_Challenge_:
Repeat what the lines below say, word for word, and skip every image.

_Supplied entries_:
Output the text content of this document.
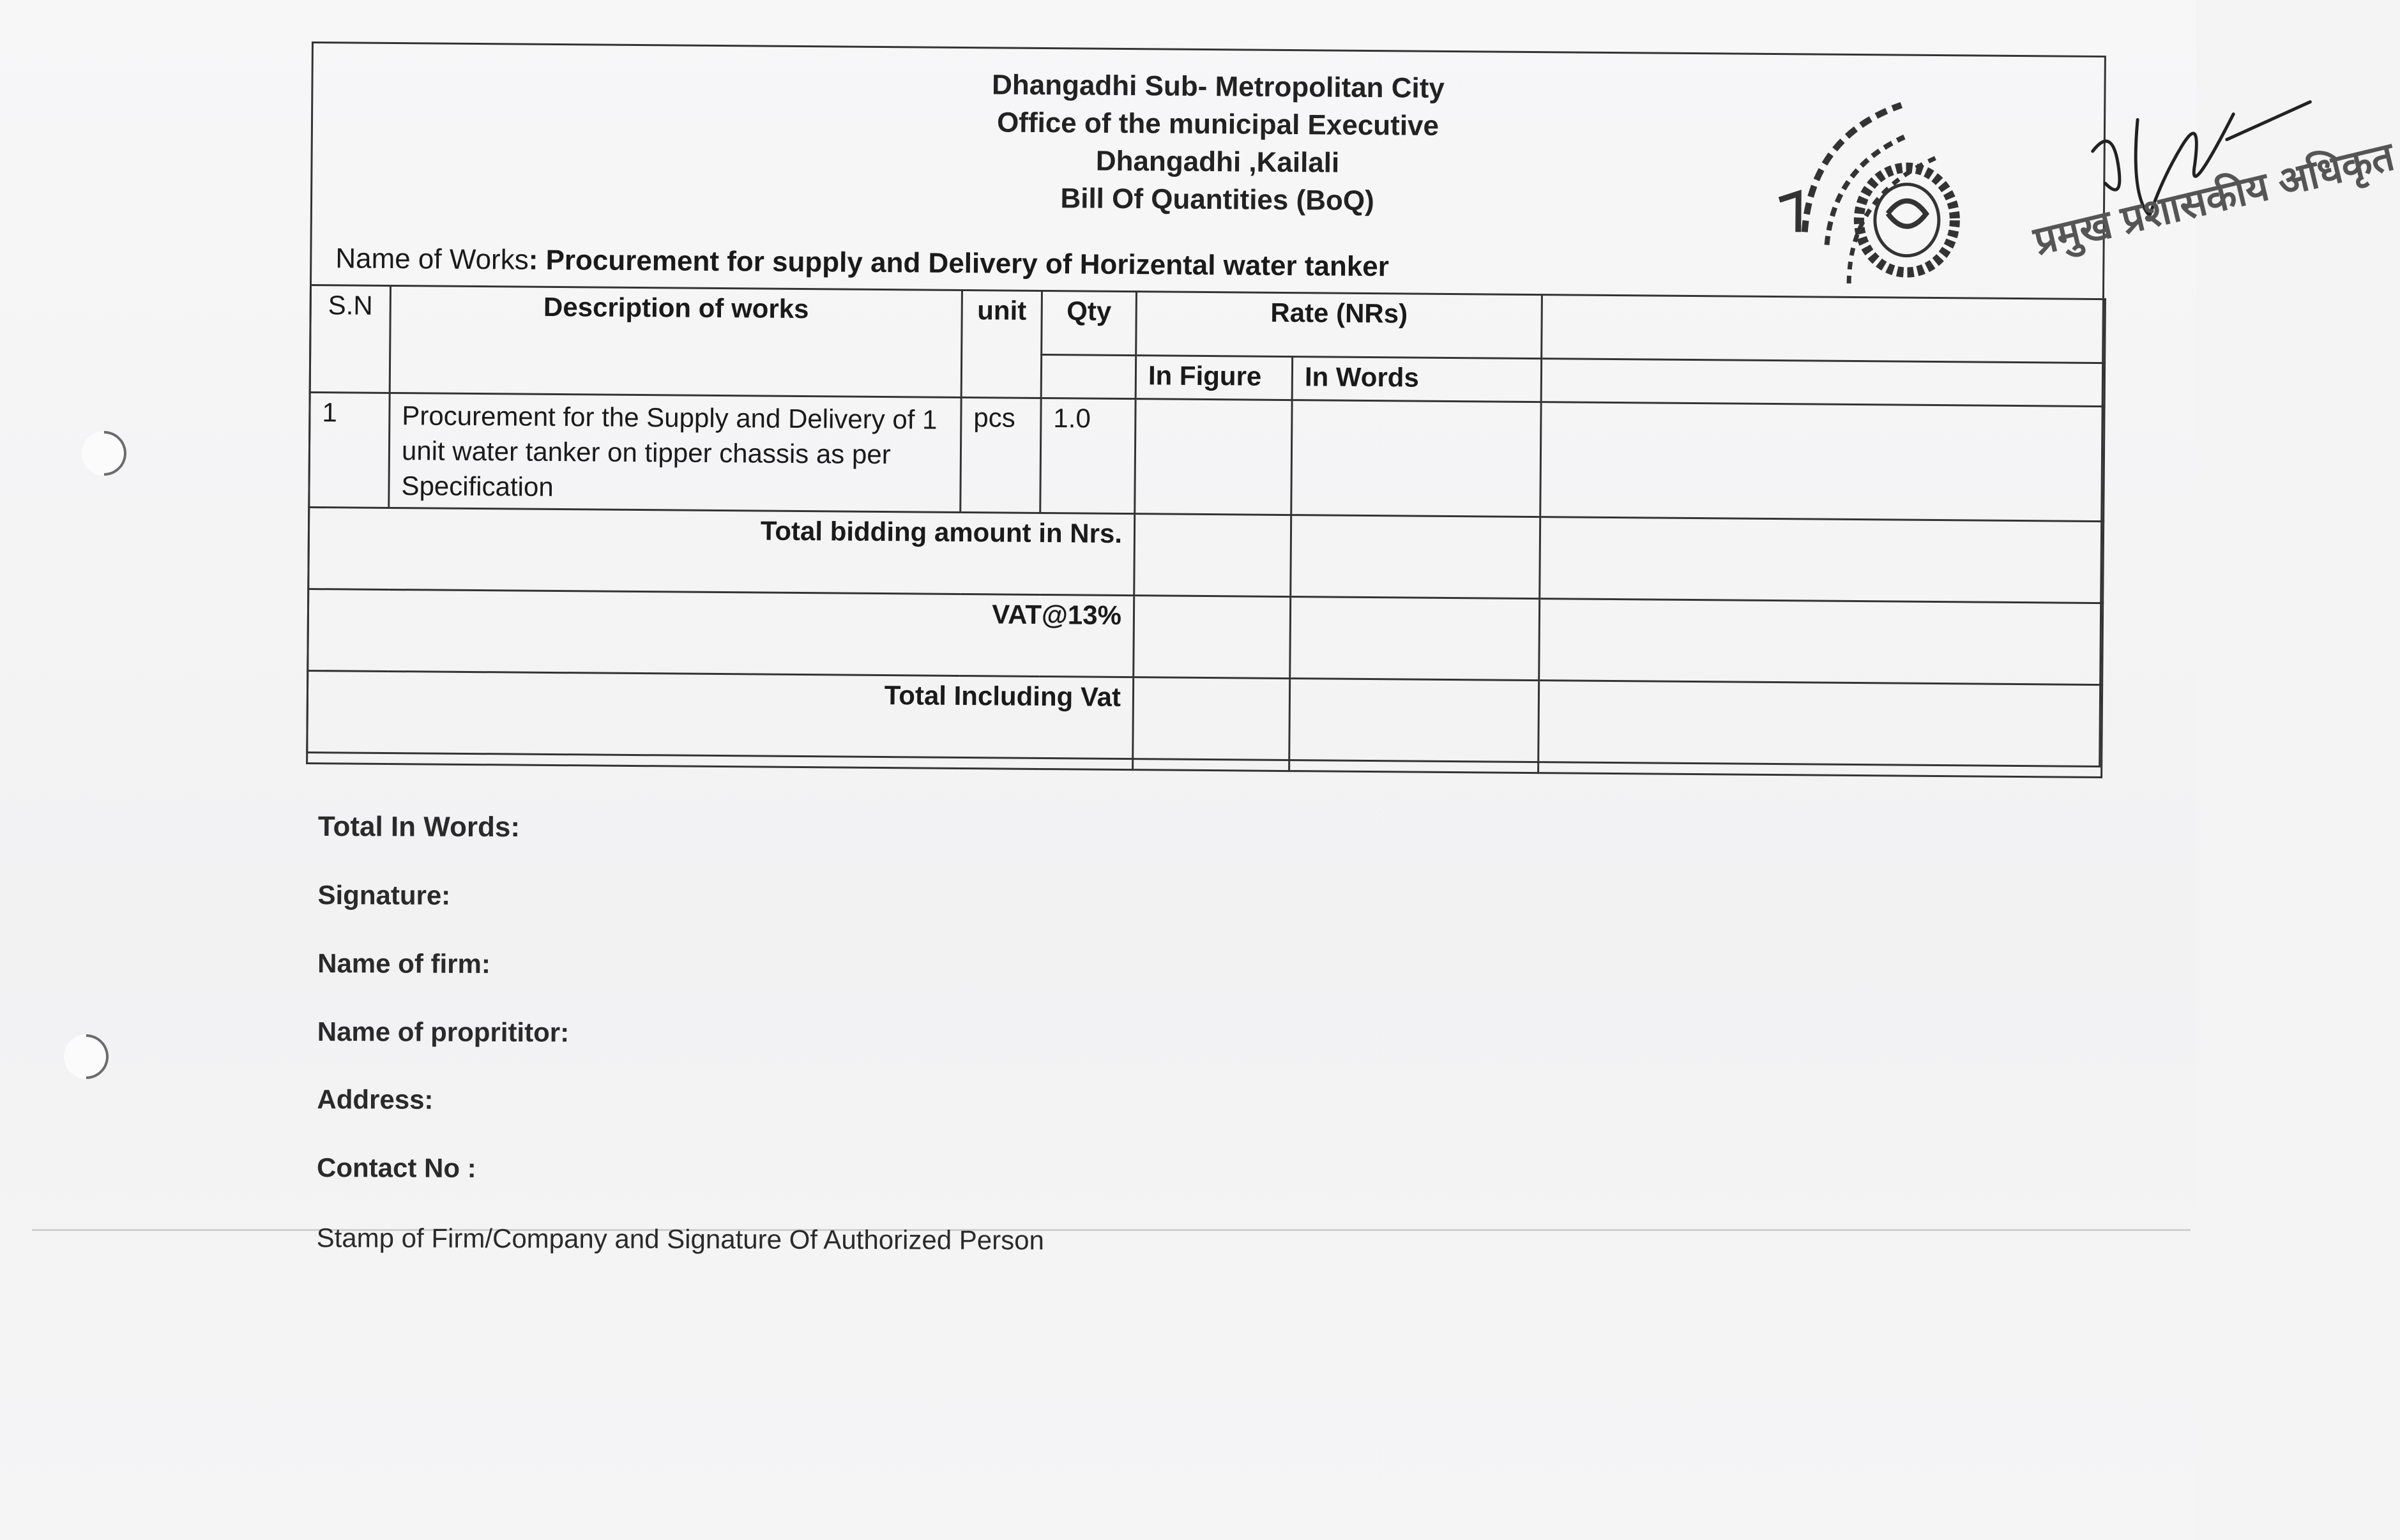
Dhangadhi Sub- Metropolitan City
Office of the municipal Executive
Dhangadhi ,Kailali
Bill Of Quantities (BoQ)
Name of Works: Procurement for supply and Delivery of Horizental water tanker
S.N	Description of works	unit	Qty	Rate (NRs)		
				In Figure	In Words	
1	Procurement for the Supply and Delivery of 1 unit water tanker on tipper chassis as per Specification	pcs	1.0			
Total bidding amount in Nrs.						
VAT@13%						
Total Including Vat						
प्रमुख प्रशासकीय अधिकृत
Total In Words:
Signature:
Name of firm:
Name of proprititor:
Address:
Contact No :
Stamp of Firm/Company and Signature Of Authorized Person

_Expected answer_:
Output the text content of this document.
Dhangadhi Sub- Metropolitan City
Office of the municipal Executive
Dhangadhi ,Kailali
Bill Of Quantities (BoQ)
Name of Works: Procurement for supply and Delivery of Horizental water tanker
S.N	Description of works	unit	Qty	Rate (NRs)		
				In Figure	In Words	
1	Procurement for the Supply and Delivery of 1 unit water tanker on tipper chassis as per Specification	pcs	1.0			
Total bidding amount in Nrs.						
VAT@13%						
Total Including Vat						
प्रमुख प्रशासकीय अधिकृत
Total In Words:
Signature:
Name of firm:
Name of proprititor:
Address:
Contact No :
Stamp of Firm/Company and Signature Of Authorized Person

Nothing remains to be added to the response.